> _What is expected_:
From the data that follows, report how many lines hold the string "genomic", giving only the number.

> _Source data_:
--- START ---
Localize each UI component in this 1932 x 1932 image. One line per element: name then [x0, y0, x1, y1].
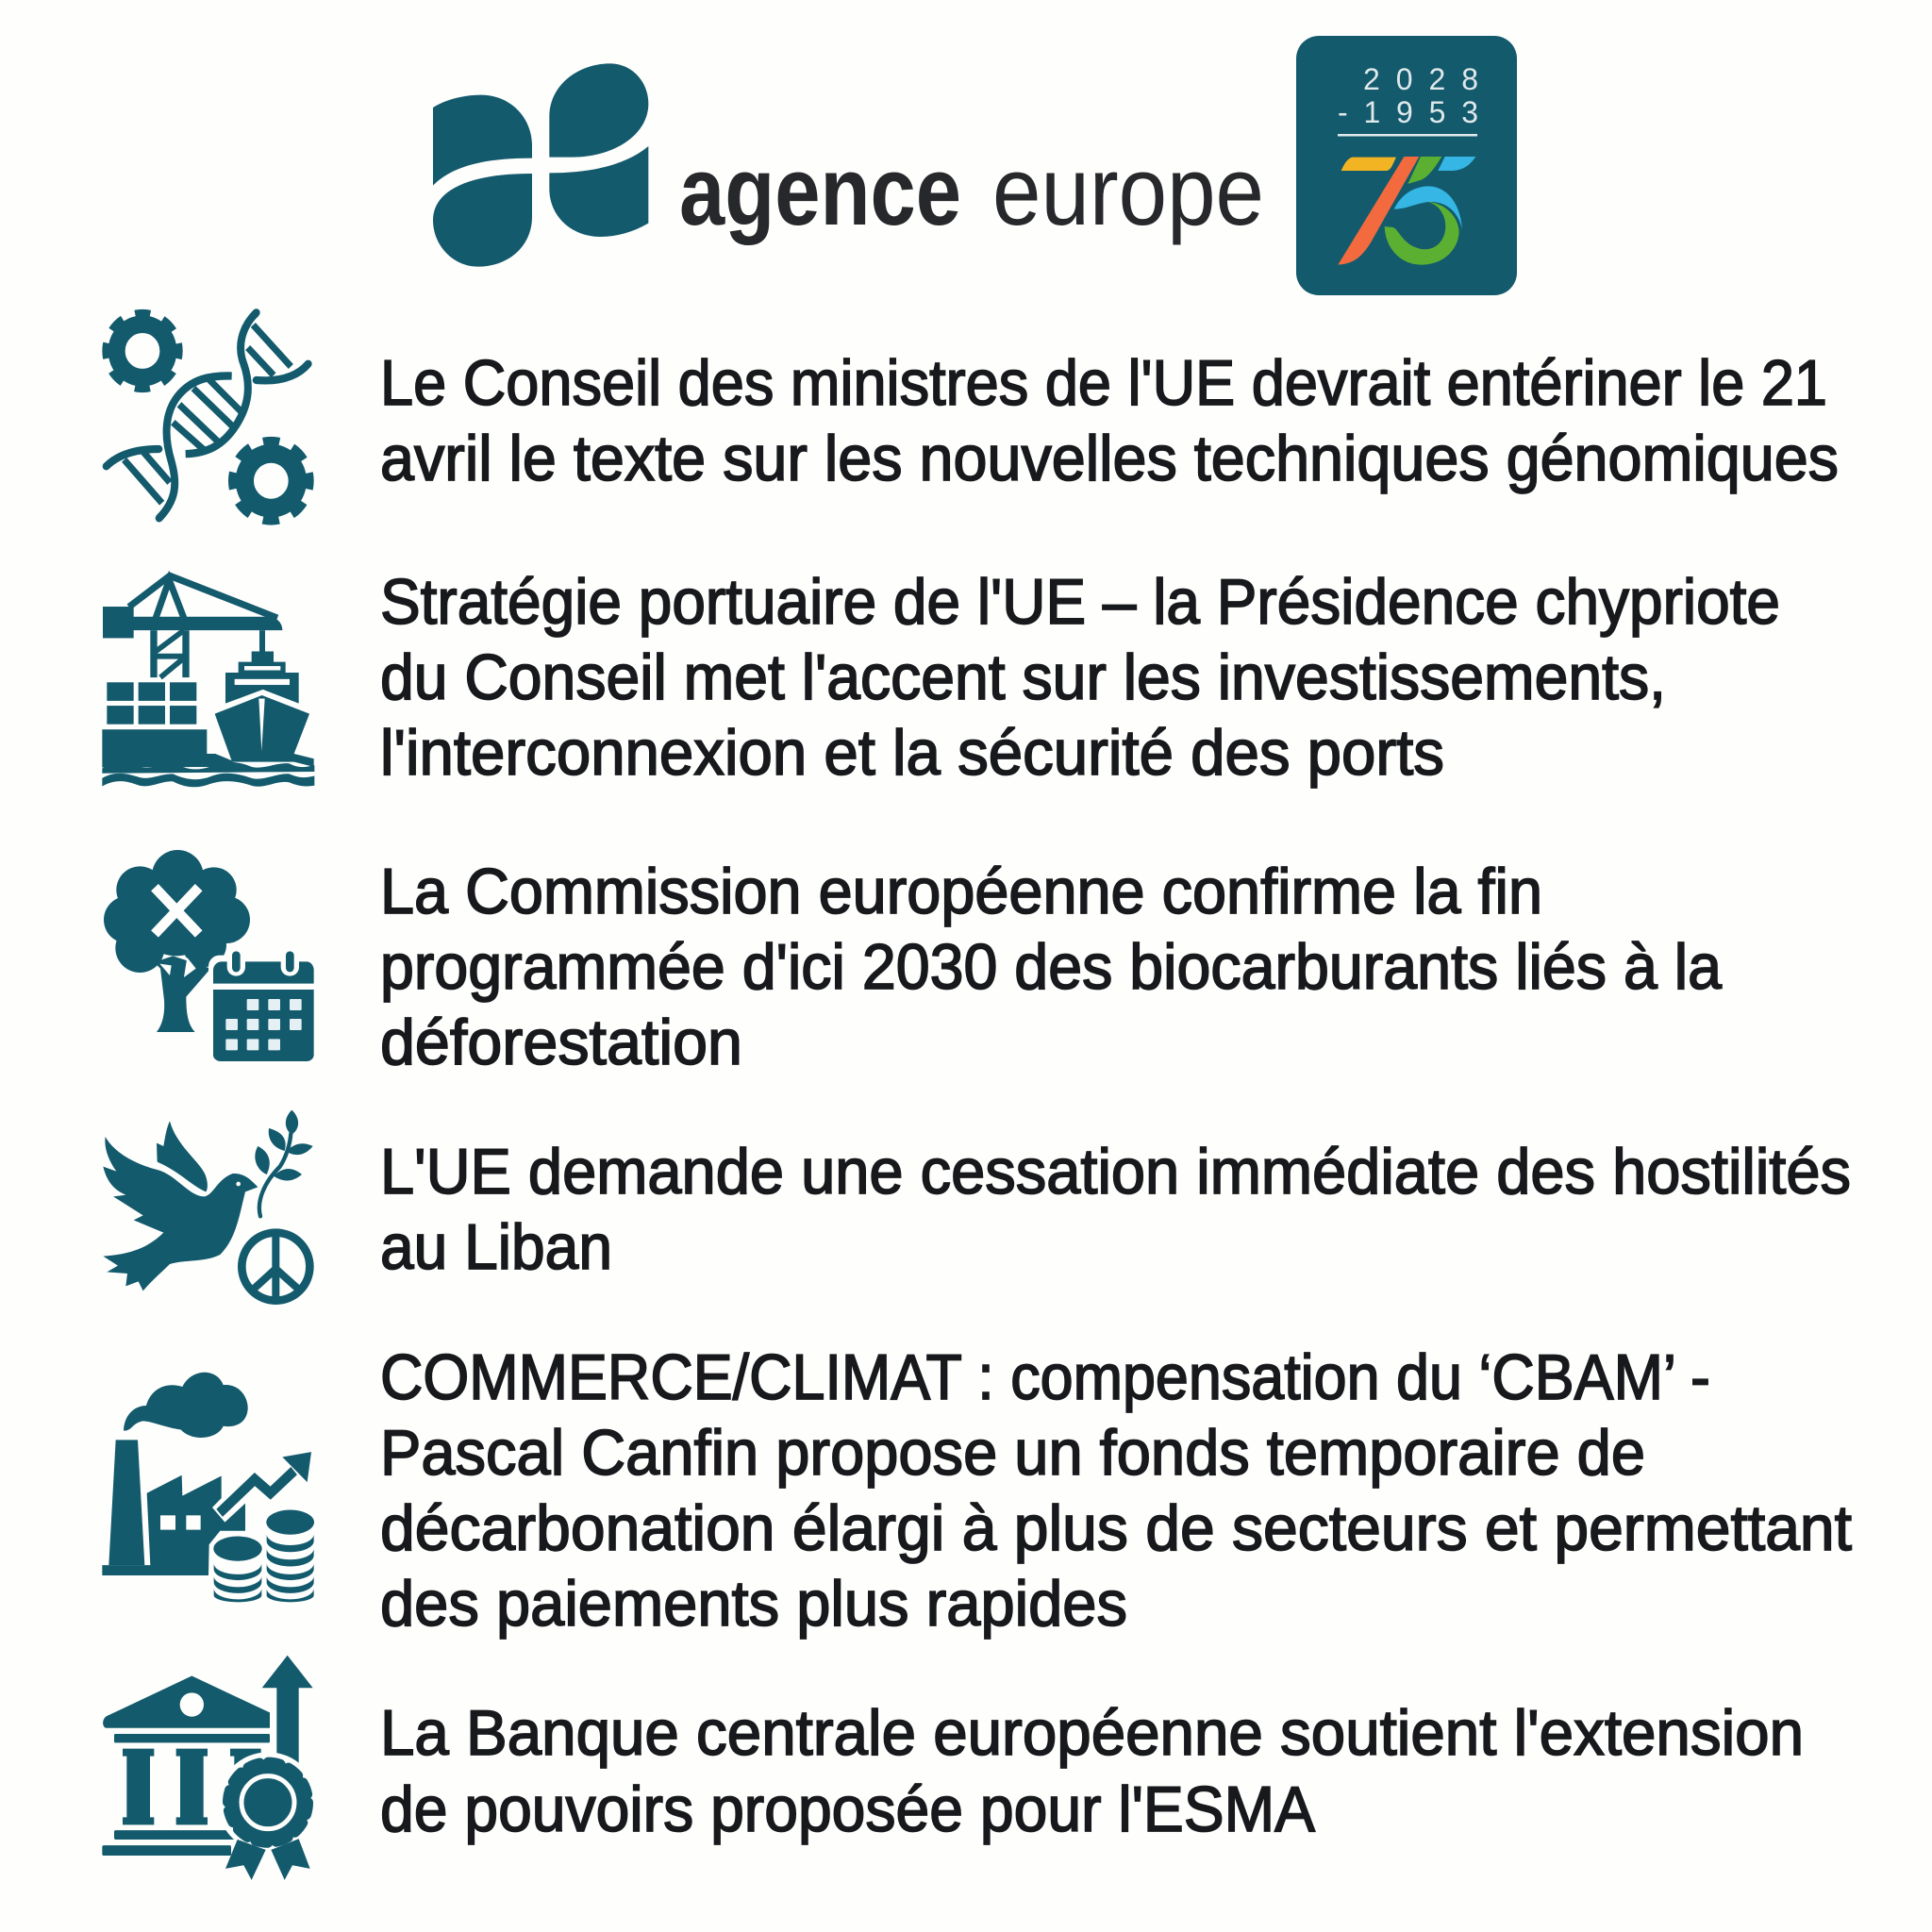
icon: port crane, containers and ship	[102, 575, 314, 787]
icon: bank with up arrow and seal	[102, 1656, 318, 1880]
coins	[213, 1510, 314, 1602]
text: Lebanon ceasefire: au Liban	[380, 1211, 612, 1283]
text: port strategy	[380, 566, 1780, 789]
text: biofuels	[380, 856, 1722, 1078]
text: Lebanon ceasefire	[380, 1136, 1851, 1283]
text: CBAM compensation	[380, 1341, 1852, 1640]
logo wordmark	[679, 137, 1264, 245]
badge years: -1953	[1338, 95, 1478, 129]
icon: tree with cross and calendar	[104, 850, 317, 1065]
text: ESMA powers	[380, 1697, 1804, 1845]
text: CBAM compensation: Pascal Canfin propose un fonds temporaire de	[380, 1417, 1645, 1489]
icon: dove with olive branch and peace sign	[103, 1110, 313, 1301]
text: port strategy: Stratégie portuaire de l'UE – la Présidence chypriote	[380, 566, 1780, 638]
header: logo and anniversary badge	[433, 36, 1517, 295]
text: CBAM compensation: des paiements plus rapides	[380, 1568, 1127, 1640]
text: CBAM compensation: COMMERCE/CLIMAT : compensation du ‘CBAM’ -	[380, 1341, 1710, 1413]
text: Lebanon ceasefire: L'UE demande une cessation immédiate des hostilités	[380, 1136, 1851, 1208]
text: biofuels: déforestation	[380, 1007, 742, 1078]
text: ESMA powers: La Banque centrale européenne soutient l'extension	[380, 1697, 1804, 1769]
logo wordmark: europe	[992, 137, 1264, 245]
seal	[218, 1752, 318, 1880]
text: genomic techniques: Le Conseil des ministres de l'UE devrait entériner le 21	[380, 347, 1827, 419]
text: genomic techniques: avril le texte sur les nouvelles techniques génomiques	[380, 423, 1839, 494]
text: biofuels: programmée d'ici 2030 des biocarburants liés à la	[380, 931, 1722, 1003]
badge years: 2028	[1363, 62, 1478, 96]
anniversary badge	[1296, 36, 1517, 295]
text: port strategy: l'interconnexion et la sécurité des ports	[380, 717, 1444, 789]
icon: agence europe logo mark	[433, 63, 648, 267]
text: genomic techniques	[380, 347, 1839, 494]
text: biofuels: La Commission européenne confirme la fin	[380, 856, 1542, 927]
text: port strategy: du Conseil met l'accent sur les investissements,	[380, 641, 1666, 713]
logo wordmark: agence	[679, 137, 961, 245]
text: ESMA powers: de pouvoirs proposée pour l'ESMA	[380, 1774, 1316, 1845]
badge number 75	[1338, 157, 1475, 265]
icon: factory, rising arrow and coins	[102, 1373, 314, 1602]
text: CBAM compensation: décarbonation élargi à plus de secteurs et permettant	[380, 1492, 1852, 1564]
badge years	[1338, 62, 1478, 136]
icon: DNA and gears	[107, 312, 309, 521]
--- END ---
> _Answer space_:
3